### [Problem description]
Would you pull out every line of the material that contains the string "chứng"?

### [Dataset extract]
[Start of section]

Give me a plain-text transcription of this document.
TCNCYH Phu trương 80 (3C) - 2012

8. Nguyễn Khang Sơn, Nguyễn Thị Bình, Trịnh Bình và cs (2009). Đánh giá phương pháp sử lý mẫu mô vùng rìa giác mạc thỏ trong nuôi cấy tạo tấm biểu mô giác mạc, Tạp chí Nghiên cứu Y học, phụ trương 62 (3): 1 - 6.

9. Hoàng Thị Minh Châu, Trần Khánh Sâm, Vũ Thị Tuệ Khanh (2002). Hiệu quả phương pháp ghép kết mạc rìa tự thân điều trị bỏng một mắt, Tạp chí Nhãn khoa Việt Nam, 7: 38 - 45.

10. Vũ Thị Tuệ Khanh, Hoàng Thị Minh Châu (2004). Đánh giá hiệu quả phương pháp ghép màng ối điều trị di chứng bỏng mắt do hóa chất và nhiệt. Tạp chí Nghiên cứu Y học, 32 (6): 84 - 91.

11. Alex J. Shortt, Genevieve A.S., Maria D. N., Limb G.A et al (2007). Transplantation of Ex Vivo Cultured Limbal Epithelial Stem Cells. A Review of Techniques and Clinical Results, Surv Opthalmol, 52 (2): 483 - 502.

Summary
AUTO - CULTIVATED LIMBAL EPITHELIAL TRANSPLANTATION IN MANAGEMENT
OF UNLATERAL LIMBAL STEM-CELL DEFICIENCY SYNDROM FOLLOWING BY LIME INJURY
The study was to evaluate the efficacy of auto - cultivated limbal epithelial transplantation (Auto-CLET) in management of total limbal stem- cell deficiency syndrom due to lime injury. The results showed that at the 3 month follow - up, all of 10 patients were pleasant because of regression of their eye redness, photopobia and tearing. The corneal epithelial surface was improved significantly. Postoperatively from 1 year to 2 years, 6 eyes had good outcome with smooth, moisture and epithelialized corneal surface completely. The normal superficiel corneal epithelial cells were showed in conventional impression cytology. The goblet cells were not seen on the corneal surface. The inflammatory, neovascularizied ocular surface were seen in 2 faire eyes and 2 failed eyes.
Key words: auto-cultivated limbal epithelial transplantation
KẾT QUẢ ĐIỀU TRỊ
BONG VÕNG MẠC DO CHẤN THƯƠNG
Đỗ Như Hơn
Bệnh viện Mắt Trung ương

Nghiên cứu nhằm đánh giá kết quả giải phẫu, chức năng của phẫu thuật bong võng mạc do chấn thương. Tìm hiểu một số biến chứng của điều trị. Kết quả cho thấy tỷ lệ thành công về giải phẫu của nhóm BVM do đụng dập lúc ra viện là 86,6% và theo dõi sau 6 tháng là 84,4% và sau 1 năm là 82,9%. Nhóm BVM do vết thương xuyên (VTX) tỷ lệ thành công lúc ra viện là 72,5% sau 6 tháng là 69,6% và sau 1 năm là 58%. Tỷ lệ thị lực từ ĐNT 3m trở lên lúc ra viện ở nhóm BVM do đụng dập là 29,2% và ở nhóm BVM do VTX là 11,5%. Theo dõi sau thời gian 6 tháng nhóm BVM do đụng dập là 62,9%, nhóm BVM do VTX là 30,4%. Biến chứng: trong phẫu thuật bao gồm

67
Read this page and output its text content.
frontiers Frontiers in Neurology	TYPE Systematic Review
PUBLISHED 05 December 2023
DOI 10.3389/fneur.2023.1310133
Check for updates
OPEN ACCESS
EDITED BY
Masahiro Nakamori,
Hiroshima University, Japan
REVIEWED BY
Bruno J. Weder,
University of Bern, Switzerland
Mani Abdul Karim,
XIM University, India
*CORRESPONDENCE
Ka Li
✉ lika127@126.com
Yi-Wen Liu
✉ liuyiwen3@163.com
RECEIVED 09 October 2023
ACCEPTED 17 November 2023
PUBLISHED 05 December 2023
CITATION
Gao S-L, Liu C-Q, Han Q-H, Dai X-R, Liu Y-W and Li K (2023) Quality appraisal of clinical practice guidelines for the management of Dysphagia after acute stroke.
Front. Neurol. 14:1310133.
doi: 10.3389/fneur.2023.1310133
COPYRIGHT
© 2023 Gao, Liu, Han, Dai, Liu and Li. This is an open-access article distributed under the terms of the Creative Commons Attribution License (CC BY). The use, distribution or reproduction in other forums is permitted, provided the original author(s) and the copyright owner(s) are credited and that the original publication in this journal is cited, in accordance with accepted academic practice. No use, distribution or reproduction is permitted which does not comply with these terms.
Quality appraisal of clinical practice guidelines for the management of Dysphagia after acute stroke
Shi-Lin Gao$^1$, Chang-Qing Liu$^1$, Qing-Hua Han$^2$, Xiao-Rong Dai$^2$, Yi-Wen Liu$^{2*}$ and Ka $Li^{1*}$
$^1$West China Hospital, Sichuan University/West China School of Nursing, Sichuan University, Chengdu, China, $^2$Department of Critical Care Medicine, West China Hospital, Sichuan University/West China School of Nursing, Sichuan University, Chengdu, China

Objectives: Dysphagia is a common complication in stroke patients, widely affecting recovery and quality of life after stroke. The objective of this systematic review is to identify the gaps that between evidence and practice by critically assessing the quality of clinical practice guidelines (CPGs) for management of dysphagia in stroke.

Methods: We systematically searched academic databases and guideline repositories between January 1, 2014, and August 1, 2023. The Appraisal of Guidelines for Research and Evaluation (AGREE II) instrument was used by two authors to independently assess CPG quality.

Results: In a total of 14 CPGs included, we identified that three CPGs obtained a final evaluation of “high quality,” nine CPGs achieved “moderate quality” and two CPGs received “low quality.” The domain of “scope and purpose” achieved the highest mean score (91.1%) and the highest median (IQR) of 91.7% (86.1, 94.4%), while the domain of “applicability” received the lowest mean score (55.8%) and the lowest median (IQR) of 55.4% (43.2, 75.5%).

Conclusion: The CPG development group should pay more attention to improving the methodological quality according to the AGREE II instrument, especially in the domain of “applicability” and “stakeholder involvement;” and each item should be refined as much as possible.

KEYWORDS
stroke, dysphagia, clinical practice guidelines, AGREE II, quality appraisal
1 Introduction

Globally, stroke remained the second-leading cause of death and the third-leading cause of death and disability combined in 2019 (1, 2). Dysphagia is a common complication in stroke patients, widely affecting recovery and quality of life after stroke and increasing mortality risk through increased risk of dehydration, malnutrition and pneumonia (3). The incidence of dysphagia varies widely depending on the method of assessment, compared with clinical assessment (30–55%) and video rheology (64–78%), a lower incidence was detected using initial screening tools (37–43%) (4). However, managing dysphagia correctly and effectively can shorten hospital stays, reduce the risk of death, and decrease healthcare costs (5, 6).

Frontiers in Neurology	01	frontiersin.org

[End of section]

### [Result for this task]
10. Vũ Thị Tuệ Khanh, Hoàng Thị Minh Châu (2004). Đánh giá hiệu quả phương pháp ghép màng ối điều trị di chứng bỏng mắt do hóa chất và nhiệt. Tạp chí Nghiên cứu Y học, 32 (6): 84 - 91.
Nghiên cứu nhằm đánh giá kết quả giải phẫu, chức năng của phẫu thuật bong võng mạc do chấn thương. Tìm hiểu một số biến chứng của điều trị. Kết quả cho thấy tỷ lệ thành công về giải phẫu của nhóm BVM do đụng dập lúc ra viện là 86,6% và theo dõi sau 6 tháng là 84,4% và sau 1 năm là 82,9%. Nhóm BVM do vết thương xuyên (VTX) tỷ lệ thành công lúc ra viện là 72,5% sau 6 tháng là 69,6% và sau 1 năm là 58%. Tỷ lệ thị lực từ ĐNT 3m trở lên lúc ra viện ở nhóm BVM do đụng dập là 29,2% và ở nhóm BVM do VTX là 11,5%. Theo dõi sau thời gian 6 tháng nhóm BVM do đụng dập là 62,9%, nhóm BVM do VTX là 30,4%. Biến chứng: trong phẫu thuật bao gồm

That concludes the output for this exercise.